» EXCERPT
If you want all the details of annual rates, and on what incomes, go to this page at the IRS, which will also explain differences in things like deductions, brackets, filing rules, etc.  

Brackets –  worth noting that from 1948 through 1964 the top bracket was 400,000 of taxable income.  But that was far from the highest.  In 1932 the bracket jumped from 100,000 to 1,000,000, jumping to 5,000,000 in 1936, where it stayed until 1942.  We have had millionaires’ taxes before.

Returning to Krugman,  who tells us

Executive pay, which has skyrocketed over the past generation, is famously set by boards of directors appointed by the very people whose pay they determine; poorly performing C.E.O.’s still get lavish paychecks, and even failed and fired executives often receive millions as they go out the door.

  He notes the Bank of England’s director for financial stability has pointed out how the supposed wealth created in the financial sector was largely a mirage, that the high returns before the financial crisis were mainly rewards for risk-taking

that was mostly borne not by the wheeler-dealers themselves but either by naïve investors or by taxpayers, who ended up holding the bag when it all went wrong. And as he waspishly noted, “If risk-making were a value-adding activity, Russian roulette players would contribute disproportionately to global welfare.”

Consider that quote again If risk-making were a value-adding activity, Russian roulette players would contribute disproportionately to global welfare.”

» INPUT MATERIAL

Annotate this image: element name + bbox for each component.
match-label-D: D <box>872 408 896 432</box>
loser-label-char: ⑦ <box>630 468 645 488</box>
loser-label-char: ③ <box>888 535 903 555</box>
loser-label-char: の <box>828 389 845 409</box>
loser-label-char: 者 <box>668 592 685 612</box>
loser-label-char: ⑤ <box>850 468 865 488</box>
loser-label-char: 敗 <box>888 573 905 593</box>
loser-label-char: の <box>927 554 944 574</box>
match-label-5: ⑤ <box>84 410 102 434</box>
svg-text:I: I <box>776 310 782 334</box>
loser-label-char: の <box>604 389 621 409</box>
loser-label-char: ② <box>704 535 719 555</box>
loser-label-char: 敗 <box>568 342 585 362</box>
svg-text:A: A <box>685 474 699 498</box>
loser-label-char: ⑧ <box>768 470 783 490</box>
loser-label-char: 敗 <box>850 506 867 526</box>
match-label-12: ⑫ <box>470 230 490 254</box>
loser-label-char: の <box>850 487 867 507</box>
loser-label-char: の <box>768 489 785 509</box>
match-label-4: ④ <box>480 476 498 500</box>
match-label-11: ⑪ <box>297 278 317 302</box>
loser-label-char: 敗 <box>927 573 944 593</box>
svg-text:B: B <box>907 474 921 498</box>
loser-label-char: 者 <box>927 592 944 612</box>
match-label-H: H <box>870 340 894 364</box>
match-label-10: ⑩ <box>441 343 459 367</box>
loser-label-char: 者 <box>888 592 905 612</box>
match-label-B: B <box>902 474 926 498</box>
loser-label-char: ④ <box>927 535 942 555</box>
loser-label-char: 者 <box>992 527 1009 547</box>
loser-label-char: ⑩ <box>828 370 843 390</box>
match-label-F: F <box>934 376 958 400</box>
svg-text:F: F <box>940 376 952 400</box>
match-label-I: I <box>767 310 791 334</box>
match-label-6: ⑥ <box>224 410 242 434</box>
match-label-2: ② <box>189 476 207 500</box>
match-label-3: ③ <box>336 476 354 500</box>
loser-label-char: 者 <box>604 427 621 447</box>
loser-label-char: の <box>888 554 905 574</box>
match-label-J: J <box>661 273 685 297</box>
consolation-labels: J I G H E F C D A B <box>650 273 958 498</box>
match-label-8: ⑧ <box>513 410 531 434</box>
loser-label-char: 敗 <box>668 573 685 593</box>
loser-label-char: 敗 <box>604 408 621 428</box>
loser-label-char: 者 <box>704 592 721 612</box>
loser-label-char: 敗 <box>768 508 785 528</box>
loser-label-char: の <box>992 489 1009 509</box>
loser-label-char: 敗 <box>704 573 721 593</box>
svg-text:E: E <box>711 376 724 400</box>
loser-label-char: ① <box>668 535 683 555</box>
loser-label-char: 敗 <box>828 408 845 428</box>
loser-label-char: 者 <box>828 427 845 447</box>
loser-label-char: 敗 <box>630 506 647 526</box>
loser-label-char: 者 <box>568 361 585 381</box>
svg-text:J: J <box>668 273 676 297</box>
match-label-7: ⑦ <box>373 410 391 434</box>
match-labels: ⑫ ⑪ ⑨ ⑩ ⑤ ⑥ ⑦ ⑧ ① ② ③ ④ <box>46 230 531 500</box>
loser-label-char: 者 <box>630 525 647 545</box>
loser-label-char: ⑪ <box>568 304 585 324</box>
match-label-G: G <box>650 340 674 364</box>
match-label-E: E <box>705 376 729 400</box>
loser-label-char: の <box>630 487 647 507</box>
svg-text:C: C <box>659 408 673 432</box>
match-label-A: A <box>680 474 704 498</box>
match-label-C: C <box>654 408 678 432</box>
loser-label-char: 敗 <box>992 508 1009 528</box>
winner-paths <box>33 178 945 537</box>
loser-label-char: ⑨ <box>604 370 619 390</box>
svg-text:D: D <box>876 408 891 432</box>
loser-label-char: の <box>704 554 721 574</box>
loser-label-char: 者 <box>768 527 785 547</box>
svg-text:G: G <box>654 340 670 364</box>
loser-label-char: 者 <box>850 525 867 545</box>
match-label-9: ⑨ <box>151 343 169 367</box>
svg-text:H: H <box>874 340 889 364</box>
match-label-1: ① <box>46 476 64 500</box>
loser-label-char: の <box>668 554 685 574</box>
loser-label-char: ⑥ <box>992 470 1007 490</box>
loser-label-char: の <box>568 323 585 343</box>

» TASK REQUIREMENTS
1 – Rewrite everything in the records, from their first line down to the line containing "loser-label-char: 者 <box>704", as a JSON list of strings with one string per line.
2 – Continue the passage on tax brackets and executive pay from where it stops.

» ANSWERS IN ORDER
1 –
[
  "Annotate this image: element name + bbox for each component.",
  "match-label-D: D <box>872 408 896 432</box>",
  "loser-label-char: ⑦ <box>630 468 645 488</box>",
  "loser-label-char: ③ <box>888 535 903 555</box>",
  "loser-label-char: の <box>828 389 845 409</box>",
  "loser-label-char: 者 <box>668 592 685 612</box>",
  "loser-label-char: ⑤ <box>850 468 865 488</box>",
  "loser-label-char: 敗 <box>888 573 905 593</box>",
  "loser-label-char: の <box>927 554 944 574</box>",
  "match-label-5: ⑤ <box>84 410 102 434</box>",
  "svg-text:I: I <box>776 310 782 334</box>",
  "loser-label-char: の <box>604 389 621 409</box>",
  "loser-label-char: ② <box>704 535 719 555</box>",
  "loser-label-char: 敗 <box>568 342 585 362</box>",
  "svg-text:A: A <box>685 474 699 498</box>",
  "loser-label-char: ⑧ <box>768 470 783 490</box>",
  "loser-label-char: 敗 <box>850 506 867 526</box>",
  "match-label-12: ⑫ <box>470 230 490 254</box>",
  "loser-label-char: の <box>850 487 867 507</box>",
  "loser-label-char: の <box>768 489 785 509</box>",
  "match-label-4: ④ <box>480 476 498 500</box>",
  "match-label-11: ⑪ <box>297 278 317 302</box>",
  "loser-label-char: 敗 <box>927 573 944 593</box>",
  "svg-text:B: B <box>907 474 921 498</box>",
  "loser-label-char: 者 <box>927 592 944 612</box>",
  "match-label-H: H <box>870 340 894 364</box>",
  "match-label-10: ⑩ <box>441 343 459 367</box>",
  "loser-label-char: 者 <box>888 592 905 612</box>",
  "match-label-B: B <box>902 474 926 498</box>",
  "loser-label-char: ④ <box>927 535 942 555</box>",
  "loser-label-char: 者 <box>992 527 1009 547</box>",
  "loser-label-char: ⑩ <box>828 370 843 390</box>",
  "match-label-F: F <box>934 376 958 400</box>",
  "svg-text:F: F <box>940 376 952 400</box>",
  "match-label-I: I <box>767 310 791 334</box>",
  "match-label-6: ⑥ <box>224 410 242 434</box>",
  "match-label-2: ② <box>189 476 207 500</box>",
  "match-label-3: ③ <box>336 476 354 500</box>",
  "loser-label-char: 者 <box>604 427 621 447</box>",
  "loser-label-char: の <box>888 554 905 574</box>",
  "match-label-J: J <box>661 273 685 297</box>",
  "consolation-labels: J I G H E F C D A B <box>650 273 958 498</box>",
  "match-label-8: ⑧ <box>513 410 531 434</box>",
  "loser-label-char: 敗 <box>668 573 685 593</box>",
  "loser-label-char: 敗 <box>604 408 621 428</box>",
  "loser-label-char: 者 <box>704 592 721 612</box>"
]

2 –
And remember – we, the 99.9% and those foolish and/or greedy enough to invest in the schemes of the wheeler-dealers are the ones who have paid the costs incurred by those schemes, while the likes of those at Goldman Sachs have profited by betting against the very deals they sold to others, meanwhile insisting the US Government bail out AIG to pay off their bad debts.  

Krugman is a Nobelist in Economics.  I think he has clearly demonstrated, even beyond that honor, that his understanding of what has been happening economically is far superior to those making economic policy in this or the previous administration.  Had Obama any guts, he would fire Geithner and nominate Krugman right now as Secretary of the Treasury.

Of course the Republicans will filibuster the nomination, but do you doubt that Krugman will help with his words demonstrate what those here already know, that the Republicans on the Hill care little for real economics or the welfare of the American people, rather they seek personal power and to skew the politics and policy to benefit the few, those at the top, perhaps in the hopes that they themselves will personally benefit from the largesse of those whose nests they continue to feather.

Krugman puts it bluntly at the end of his column:  

So should the 99.9 percent hate the 0.1 percent? No, not at all. But they should ignore all the propaganda about “job creators” and demand that the super-elite pay substantially more in taxes.

Yes they should.   That they won’t is a sign of how badly our politics are broken, and how close to failing the American system of government is.   It is no longer “We the people” who own the government.

But then, you knew that already, didn’t you?